## REQUIRED WORK
Make an exact copy of all the entries, but do not reproduce the pictures.

## RECORDS FOR THE TASK
-------------------------

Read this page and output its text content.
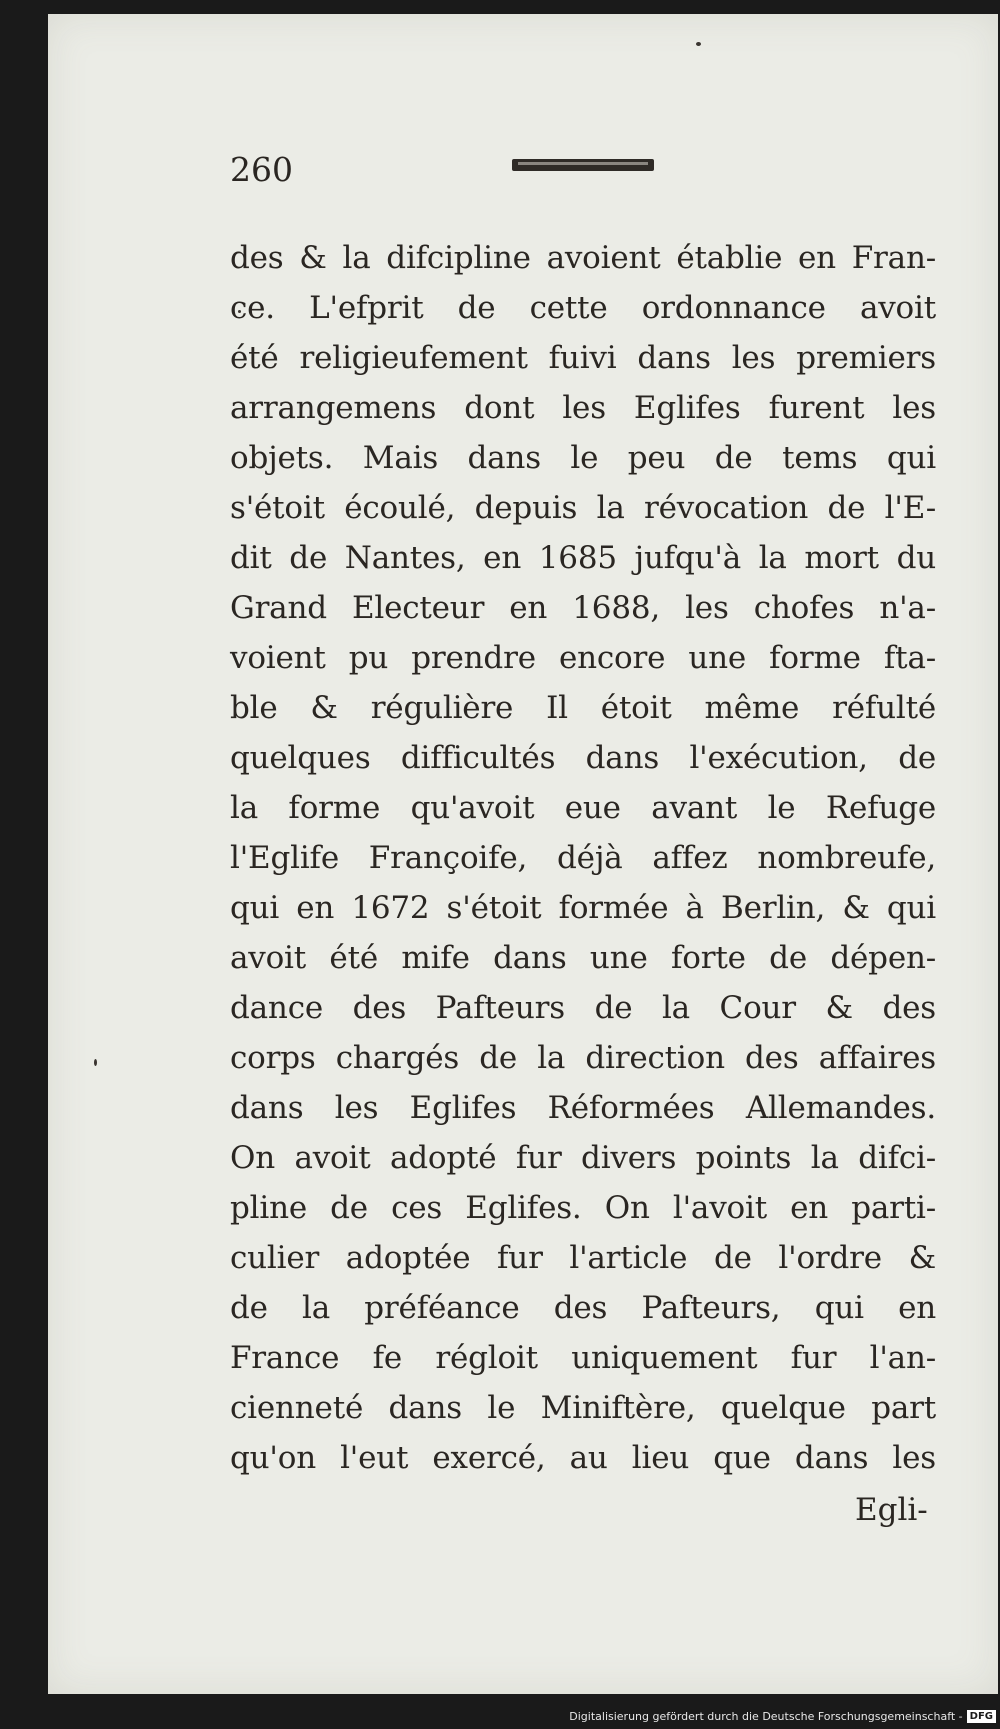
260
des & la difcipline avoient établie en Fran-
ce. L'efprit de cette ordonnance avoit
été religieufement fuivi dans les premiers
arrangemens dont les Eglifes furent les
objets. Mais dans le peu de tems qui
s'étoit écoulé, depuis la révocation de l'E-
dit de Nantes, en 1685 jufqu'à la mort du
Grand Electeur en 1688, les chofes n'a-
voient pu prendre encore une forme fta-
ble & régulière Il étoit même réfulté
quelques difficultés dans l'exécution, de
la forme qu'avoit eue avant le Refuge
l'Eglife Françoife, déjà affez nombreufe,
qui en 1672 s'étoit formée à Berlin, & qui
avoit été mife dans une forte de dépen-
dance des Pafteurs de la Cour & des
corps chargés de la direction des affaires
dans les Eglifes Réformées Allemandes.
On avoit adopté fur divers points la difci-
pline de ces Eglifes. On l'avoit en parti-
culier adoptée fur l'article de l'ordre &
de la préféance des Pafteurs, qui en
France fe régloit uniquement fur l'an-
cienneté dans le Miniftère, quelque part
qu'on l'eut exercé, au lieu que dans les
Egli-
Digitalisierung gefördert durch die Deutsche Forschungsgemeinschaft - DFG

-------------------------

## FINAL RESULT
Read this page and output its text content.
260
des & la difcipline avoient établie en Fran-
ce. L'efprit de cette ordonnance avoit
été religieufement fuivi dans les premiers
arrangemens dont les Eglifes furent les
objets. Mais dans le peu de tems qui
s'étoit écoulé, depuis la révocation de l'E-
dit de Nantes, en 1685 jufqu'à la mort du
Grand Electeur en 1688, les chofes n'a-
voient pu prendre encore une forme fta-
ble & régulière Il étoit même réfulté
quelques difficultés dans l'exécution, de
la forme qu'avoit eue avant le Refuge
l'Eglife Françoife, déjà affez nombreufe,
qui en 1672 s'étoit formée à Berlin, & qui
avoit été mife dans une forte de dépen-
dance des Pafteurs de la Cour & des
corps chargés de la direction des affaires
dans les Eglifes Réformées Allemandes.
On avoit adopté fur divers points la difci-
pline de ces Eglifes. On l'avoit en parti-
culier adoptée fur l'article de l'ordre &
de la préféance des Pafteurs, qui en
France fe régloit uniquement fur l'an-
cienneté dans le Miniftère, quelque part
qu'on l'eut exercé, au lieu que dans les
Egli-
Digitalisierung gefördert durch die Deutsche Forschungsgemeinschaft - DFG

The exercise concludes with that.